• Dataset records
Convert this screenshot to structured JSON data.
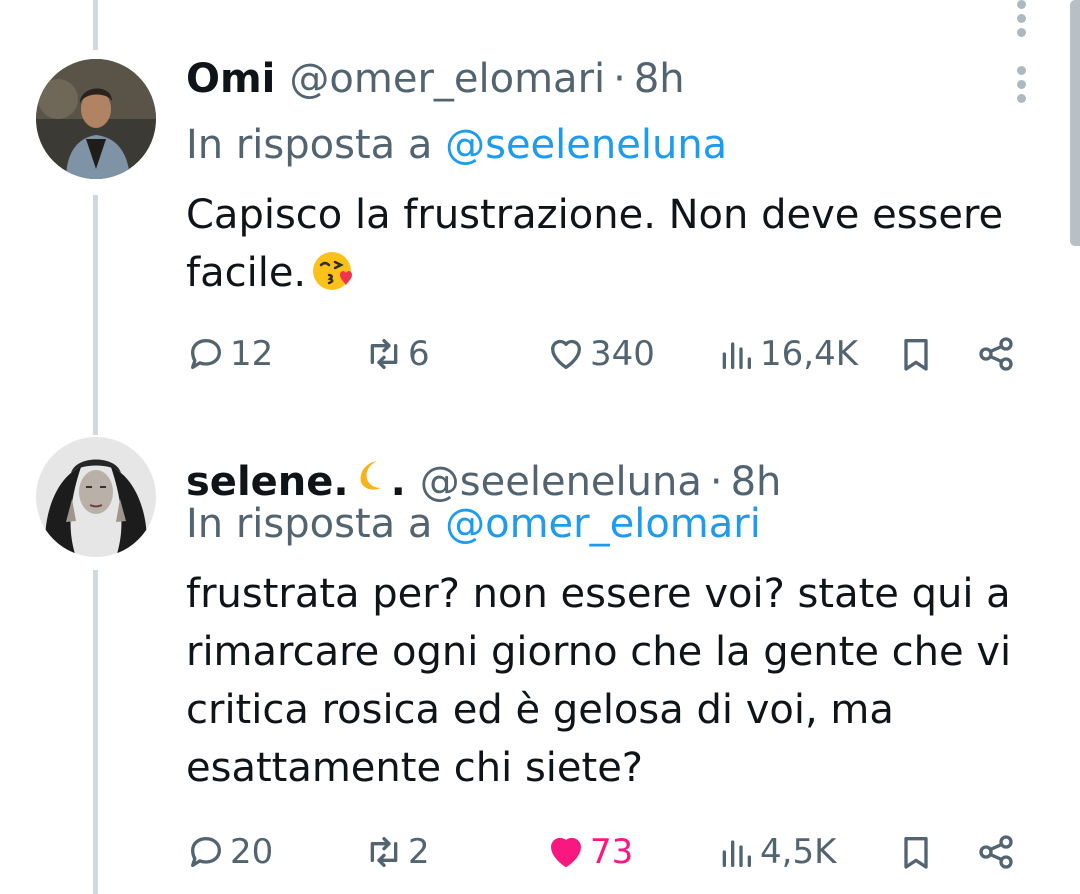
{
  "tweets": [
    {
      "name": "Omi",
      "handle": "@omer_elomari",
      "separator": "·",
      "time": "8h",
      "reply_prefix": "In risposta a",
      "reply_handle": "@seeleneluna",
      "text": "Capisco la frustrazione. Non deve essere facile.",
      "emoji": "kissing-face-with-heart-emoji",
      "replies": "12",
      "retweets": "6",
      "likes": "340",
      "views": "16,4K",
      "liked": false
    },
    {
      "name": "selene.",
      "name_suffix": ".",
      "name_emoji": "crescent-moon-emoji",
      "handle": "@seeleneluna",
      "separator": "·",
      "time": "8h",
      "reply_prefix": "In risposta a",
      "reply_handle": "@omer_elomari",
      "text": "frustrata per? non essere voi? state qui a rimarcare ogni giorno che la gente che vi critica rosica ed è  gelosa di voi, ma esattamente chi siete?",
      "replies": "20",
      "retweets": "2",
      "likes": "73",
      "views": "4,5K",
      "liked": true
    }
  ],
  "colors": {
    "text": "#0f1419",
    "secondary": "#536471",
    "mention": "#1d9bf0",
    "like": "#f91880",
    "thread_line": "#cfd9de"
  }
}
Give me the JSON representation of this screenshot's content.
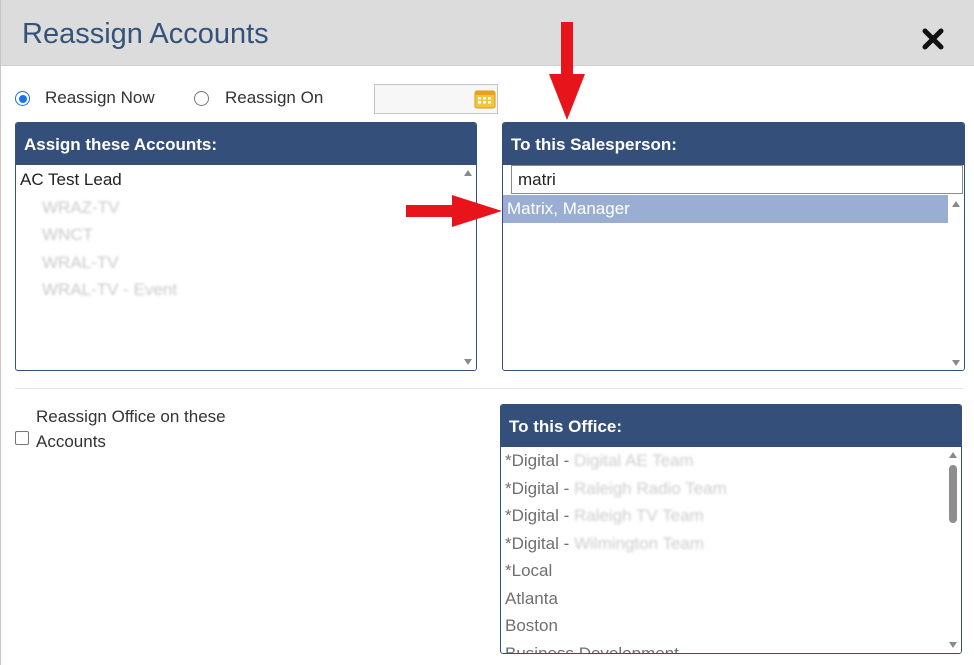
{
  "dialog": {
    "title": "Reassign Accounts",
    "close_icon": "close-icon"
  },
  "reassign": {
    "now_label": "Reassign Now",
    "on_label": "Reassign On",
    "selected": "Reassign Now",
    "date_value": ""
  },
  "accounts_panel": {
    "header": "Assign these Accounts:",
    "items": [
      "AC Test Lead",
      "WRAZ-TV",
      "WNCT",
      "WRAL-TV",
      "WRAL-TV - Event"
    ]
  },
  "salesperson_panel": {
    "header": "To this Salesperson:",
    "search_value": "matri",
    "items": [
      "Matrix, Manager"
    ]
  },
  "office_section": {
    "checkbox_label": "Reassign Office on these Accounts",
    "checked": false
  },
  "office_panel": {
    "header": "To this Office:",
    "items": [
      {
        "prefix": "*Digital - ",
        "rest": "Digital AE Team"
      },
      {
        "prefix": "*Digital - ",
        "rest": "Raleigh Radio Team"
      },
      {
        "prefix": "*Digital - ",
        "rest": "Raleigh TV Team"
      },
      {
        "prefix": "*Digital - ",
        "rest": "Wilmington Team"
      },
      {
        "prefix": "*Local",
        "rest": ""
      },
      {
        "prefix": "Atlanta",
        "rest": ""
      },
      {
        "prefix": "Boston",
        "rest": ""
      },
      {
        "prefix": "Business Development",
        "rest": ""
      }
    ]
  },
  "colors": {
    "header_blue": "#34507a",
    "title_blue": "#34537a",
    "selection": "#9aaed4",
    "annotation_red": "#e8141b"
  },
  "annotations": [
    "down-arrow-annotation-icon",
    "right-arrow-annotation-icon"
  ]
}
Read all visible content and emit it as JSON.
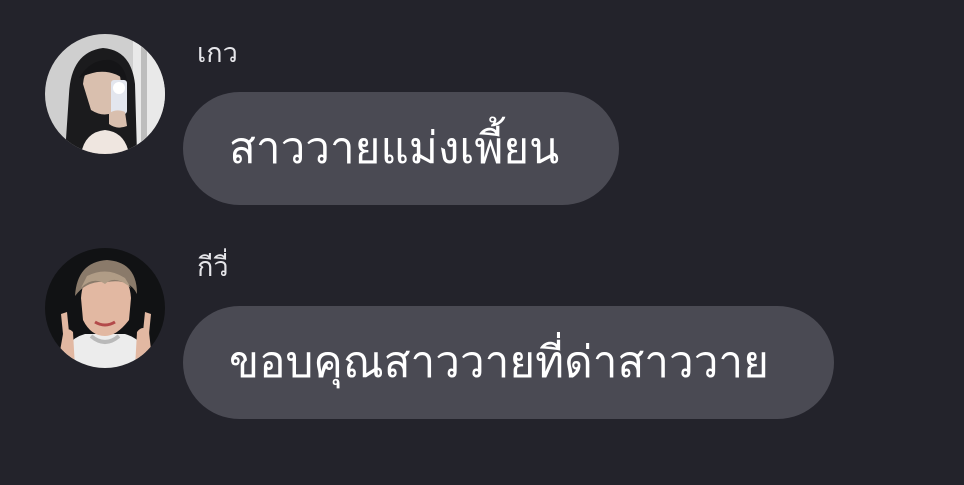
{
  "theme": {
    "background": "#23232b",
    "bubble": "#4a4a53",
    "text": "#ffffff",
    "sender_text": "#e6e6ea"
  },
  "messages": [
    {
      "sender": "เกว",
      "text": "สาววายแม่งเพี้ยน",
      "avatar_icon": "user-photo-avatar"
    },
    {
      "sender": "กีวี่",
      "text": "ขอบคุณสาววายที่ด่าสาววาย",
      "avatar_icon": "user-photo-avatar"
    }
  ]
}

• Objective
Can you quote exactly, and only, the lines from the one containing "Read all visible content and emit it as JSON." through the last line of the records above, keeping both ends and leaving out any pictures?

• Expected answer
Read all visible content and emit it as JSON.
{
  "theme": {
    "background": "#23232b",
    "bubble": "#4a4a53",
    "text": "#ffffff",
    "sender_text": "#e6e6ea"
  },
  "messages": [
    {
      "sender": "เกว",
      "text": "สาววายแม่งเพี้ยน",
      "avatar_icon": "user-photo-avatar"
    },
    {
      "sender": "กีวี่",
      "text": "ขอบคุณสาววายที่ด่าสาววาย",
      "avatar_icon": "user-photo-avatar"
    }
  ]
}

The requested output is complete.